Exercise details
Every line holding the string "preguntas" should be copied out of the listing.

-- Task input follows --

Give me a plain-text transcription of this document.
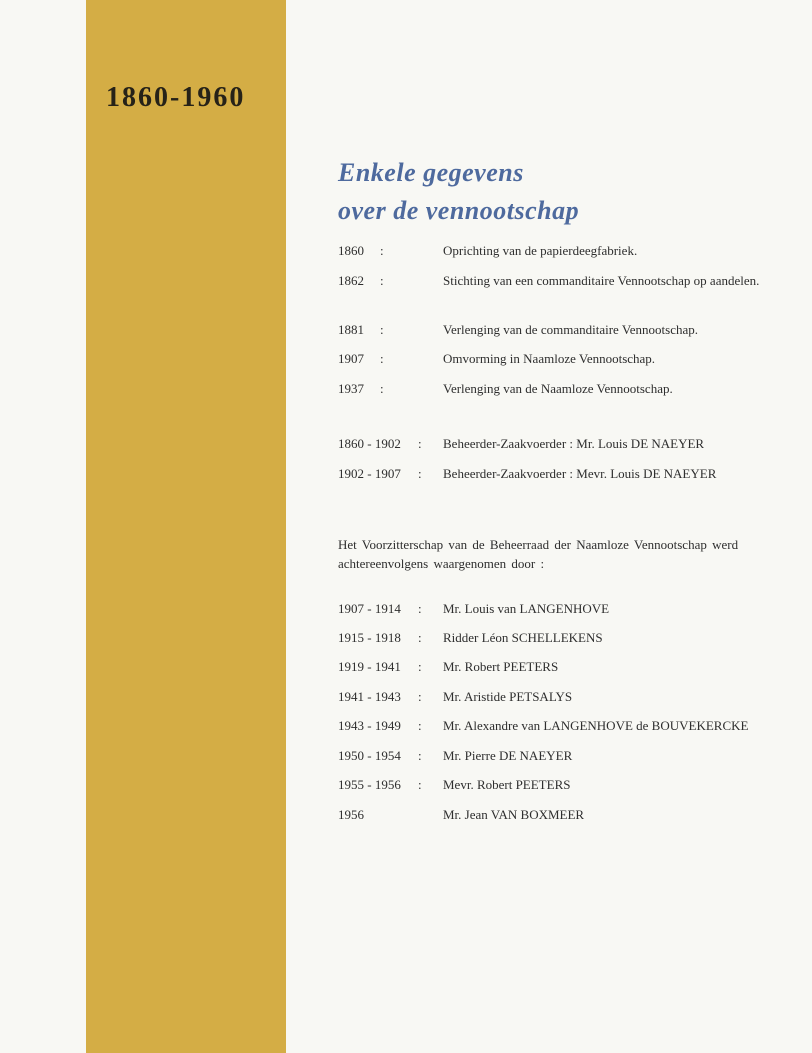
1860-1960
Enkele gegevens
over de vennootschap
1860 :	Oprichting van de papierdeegfabriek.
1862 :	Stichting van een commanditaire Vennootschap op aandelen.
1881 :	Verlenging van de commanditaire Vennootschap.
1907 :	Omvorming in Naamloze Vennootschap.
1937 :	Verlenging van de Naamloze Vennootschap.
1860 - 1902 : Beheerder-Zaakvoerder : Mr. Louis DE NAEYER
1902 - 1907 : Beheerder-Zaakvoerder : Mevr. Louis DE NAEYER
Het Voorzitterschap van de Beheerraad der Naamloze Vennootschap werd achtereenvolgens waargenomen door :
1907 - 1914 : Mr. Louis van LANGENHOVE
1915 - 1918 : Ridder Léon SCHELLEKENS
1919 - 1941 : Mr. Robert PEETERS
1941 - 1943 : Mr. Aristide PETSALYS
1943 - 1949 : Mr. Alexandre van LANGENHOVE de BOUVEKERCKE
1950 - 1954 : Mr. Pierre DE NAEYER
1955 - 1956 : Mevr. Robert PEETERS
1956	Mr. Jean VAN BOXMEER
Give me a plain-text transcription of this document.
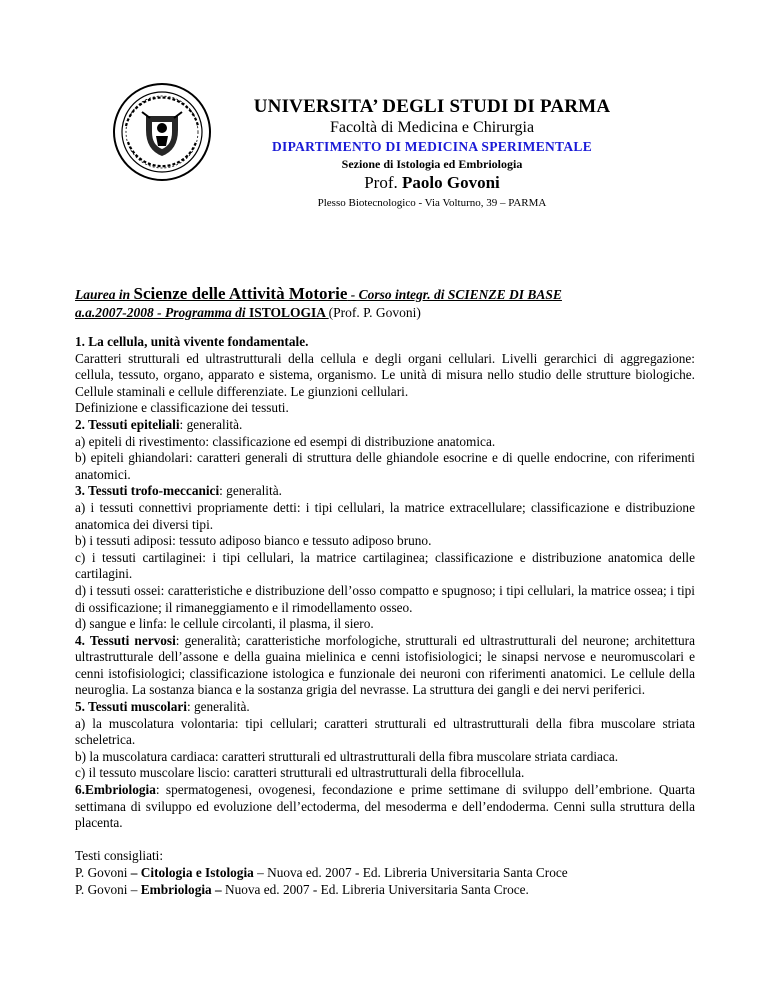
UNIVERSITA’ DEGLI STUDI DI PARMA
Facoltà di Medicina e Chirurgia
DIPARTIMENTO DI MEDICINA SPERIMENTALE
Sezione di Istologia ed Embriologia
Prof. Paolo Govoni
Plesso Biotecnologico - Via Volturno, 39 – PARMA
Laurea in Scienze delle Attività Motorie - Corso integr. di SCIENZE DI BASE
a.a.2007-2008 - Programma di ISTOLOGIA (Prof. P. Govoni)

1. La cellula, unità vivente fondamentale.

Caratteri strutturali ed ultrastrutturali della cellula e degli organi cellulari. Livelli gerarchici di aggregazione: cellula, tessuto, organo, apparato e sistema, organismo. Le unità di misura nello studio delle strutture biologiche. Cellule staminali e cellule differenziate. Le giunzioni cellulari.

Definizione e classificazione dei tessuti.

2. Tessuti epiteliali: generalità.

a) epiteli di rivestimento: classificazione ed esempi di distribuzione anatomica.

b) epiteli ghiandolari: caratteri generali di struttura delle ghiandole esocrine e di quelle endocrine, con riferimenti anatomici.

3. Tessuti trofo-meccanici: generalità.

a) i tessuti connettivi propriamente detti: i tipi cellulari, la matrice extracellulare; classificazione e distribuzione anatomica dei diversi tipi.

b) i tessuti adiposi: tessuto adiposo bianco e tessuto adiposo bruno.

c) i tessuti cartilaginei: i tipi cellulari, la matrice cartilaginea; classificazione e distribuzione anatomica delle cartilagini.

d) i tessuti ossei: caratteristiche e distribuzione dell’osso compatto e spugnoso; i tipi cellulari, la matrice ossea; i tipi di ossificazione; il rimaneggiamento e il rimodellamento osseo.

d) sangue e linfa: le cellule circolanti, il plasma, il siero.

4. Tessuti nervosi: generalità; caratteristiche morfologiche, strutturali ed ultrastrutturali del neurone; architettura ultrastrutturale dell’assone e della guaina mielinica e cenni istofisiologici; le sinapsi nervose e neuromuscolari e cenni istofisiologici; classificazione istologica e funzionale dei neuroni con riferimenti anatomici. Le cellule della neuroglia. La sostanza bianca e la sostanza grigia del nevrasse. La struttura dei gangli e dei nervi periferici.

5. Tessuti muscolari: generalità.

a) la muscolatura volontaria: tipi cellulari; caratteri strutturali ed ultrastrutturali della fibra muscolare striata scheletrica.

b) la muscolatura cardiaca: caratteri strutturali ed ultrastrutturali della fibra muscolare striata cardiaca.

c) il tessuto muscolare liscio: caratteri strutturali ed ultrastrutturali della fibrocellula.

6.Embriologia: spermatogenesi, ovogenesi, fecondazione e prime settimane di sviluppo dell’embrione. Quarta settimana di sviluppo ed evoluzione dell’ectoderma, del mesoderma e dell’endoderma. Cenni sulla struttura della placenta.

Testi consigliati:

P. Govoni – Citologia e Istologia – Nuova ed. 2007 - Ed. Libreria Universitaria Santa Croce

P. Govoni – Embriologia – Nuova ed. 2007 - Ed. Libreria Universitaria Santa Croce.
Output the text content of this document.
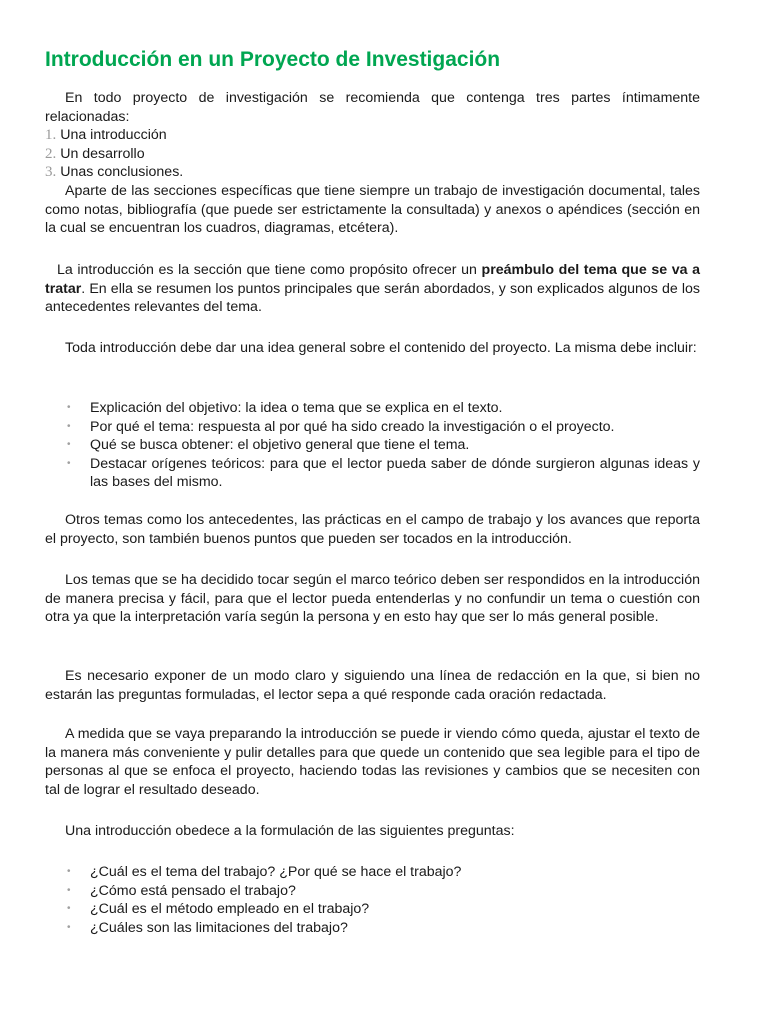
Introducción en un Proyecto de Investigación
En todo proyecto de investigación se recomienda que contenga tres partes íntimamente relacionadas:
1. Una introducción
2. Un desarrollo
3. Unas conclusiones.
Aparte de las secciones específicas que tiene siempre un trabajo de investigación documental, tales como notas, bibliografía (que puede ser estrictamente la consultada) y anexos o apéndices (sección en la cual se encuentran los cuadros, diagramas, etcétera).

La introducción es la sección que tiene como propósito ofrecer un preámbulo del tema que se va a tratar. En ella se resumen los puntos principales que serán abordados, y son explicados algunos de los antecedentes relevantes del tema.

Toda introducción debe dar una idea general sobre el contenido del proyecto. La misma debe incluir:

• Explicación del objetivo: la idea o tema que se explica en el texto.
• Por qué el tema: respuesta al por qué ha sido creado la investigación o el proyecto.
• Qué se busca obtener: el objetivo general que tiene el tema.
• Destacar orígenes teóricos: para que el lector pueda saber de dónde surgieron algunas ideas y las bases del mismo.

Otros temas como los antecedentes, las prácticas en el campo de trabajo y los avances que reporta el proyecto, son también buenos puntos que pueden ser tocados en la introducción.

Los temas que se ha decidido tocar según el marco teórico deben ser respondidos en la introducción de manera precisa y fácil, para que el lector pueda entenderlas y no confundir un tema o cuestión con otra ya que la interpretación varía según la persona y en esto hay que ser lo más general posible.

Es necesario exponer de un modo claro y siguiendo una línea de redacción en la que, si bien no estarán las preguntas formuladas, el lector sepa a qué responde cada oración redactada.

A medida que se vaya preparando la introducción se puede ir viendo cómo queda, ajustar el texto de la manera más conveniente y pulir detalles para que quede un contenido que sea legible para el tipo de personas al que se enfoca el proyecto, haciendo todas las revisiones y cambios que se necesiten con tal de lograr el resultado deseado.

Una introducción obedece a la formulación de las siguientes preguntas:

• ¿Cuál es el tema del trabajo? ¿Por qué se hace el trabajo?
• ¿Cómo está pensado el trabajo?
• ¿Cuál es el método empleado en el trabajo?
• ¿Cuáles son las limitaciones del trabajo?
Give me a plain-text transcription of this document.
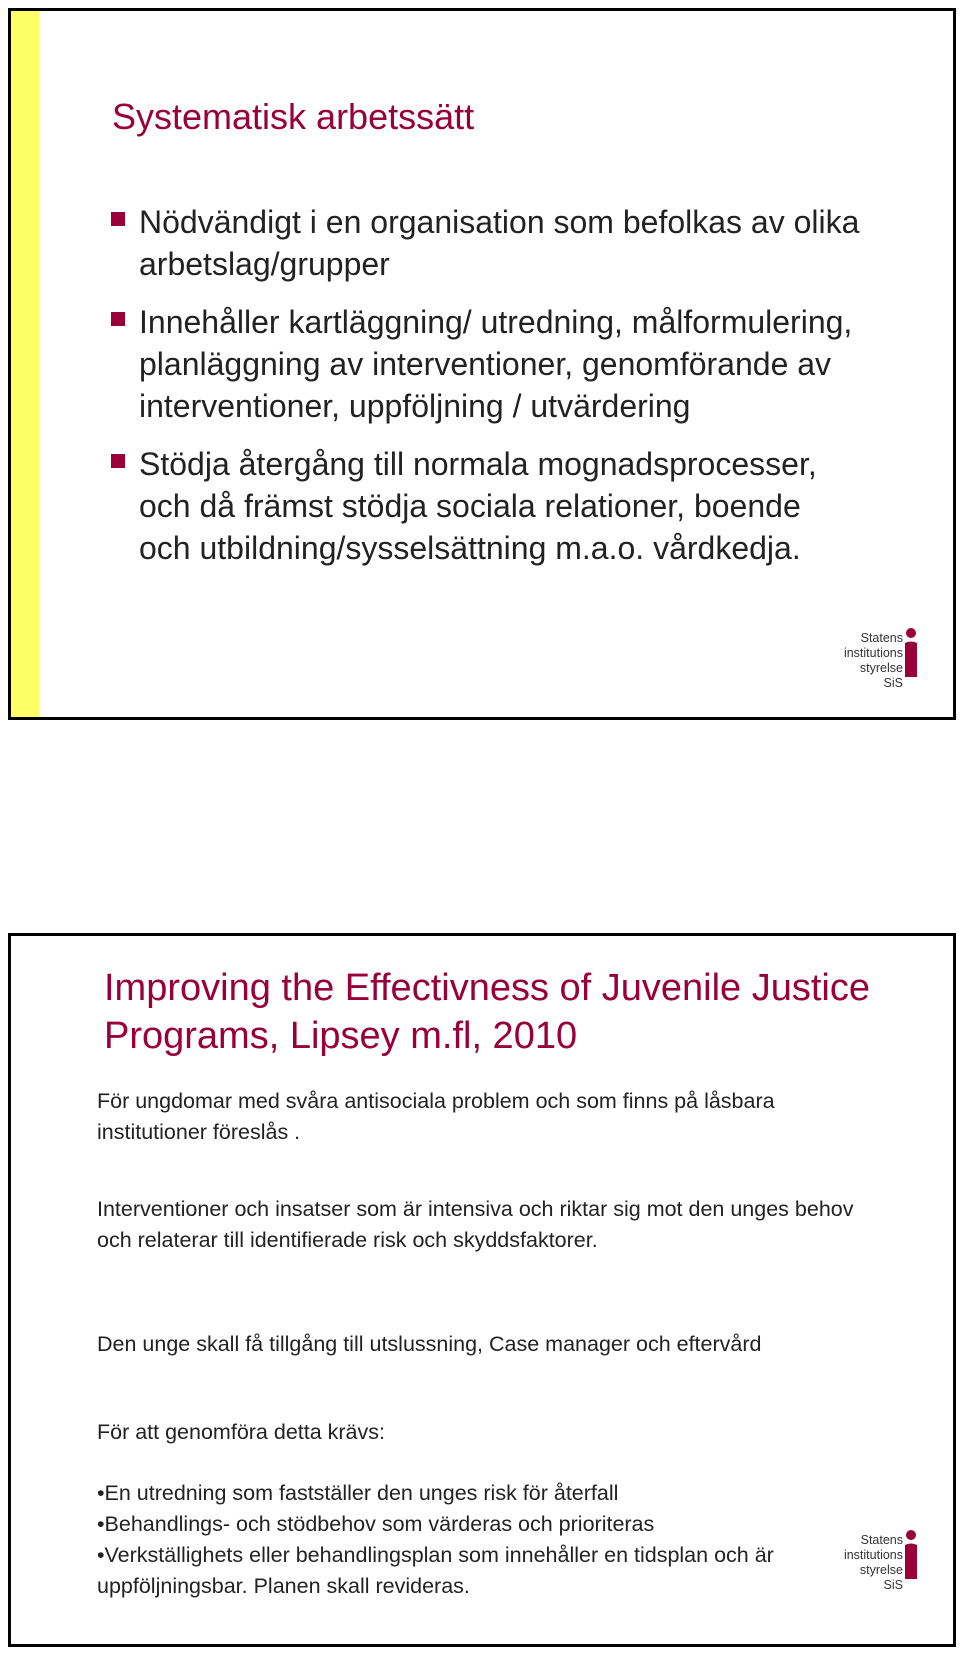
Systematisk arbetssätt
Nödvändigt i en organisation som befolkas av olika arbetslag/grupper
Innehåller kartläggning/ utredning, målformulering, planläggning av interventioner, genomförande av interventioner, uppföljning / utvärdering
Stödja återgång till normala mognadsprocesser, och då främst stödja sociala relationer, boende och utbildning/sysselsättning m.a.o. vårdkedja.
Statens
institutions
styrelse SiS
Improving the Effectivness of Juvenile Justice Programs, Lipsey m.fl, 2010

För ungdomar med svåra antisociala problem och som finns på låsbara institutioner föreslås .

Interventioner och insatser som är intensiva och riktar sig mot den unges behov och relaterar till identifierade risk och skyddsfaktorer.

Den unge skall få tillgång till utslussning, Case manager och eftervård

För att genomföra detta krävs:

•En utredning som fastställer den unges risk för återfall
•Behandlings- och stödbehov som värderas och prioriteras
•Verkställighets eller behandlingsplan som innehåller en tidsplan och är uppföljningsbar. Planen skall revideras.
Statens
institutions
styrelse SiS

-- Task input concluded --

Exercise result
Es necesario exponer de un modo claro y siguiendo una línea de redacción en la que, si bien no estarán las preguntas formuladas, el lector sepa a qué responde cada oración redactada.
Una introducción obedece a la formulación de las siguientes preguntas:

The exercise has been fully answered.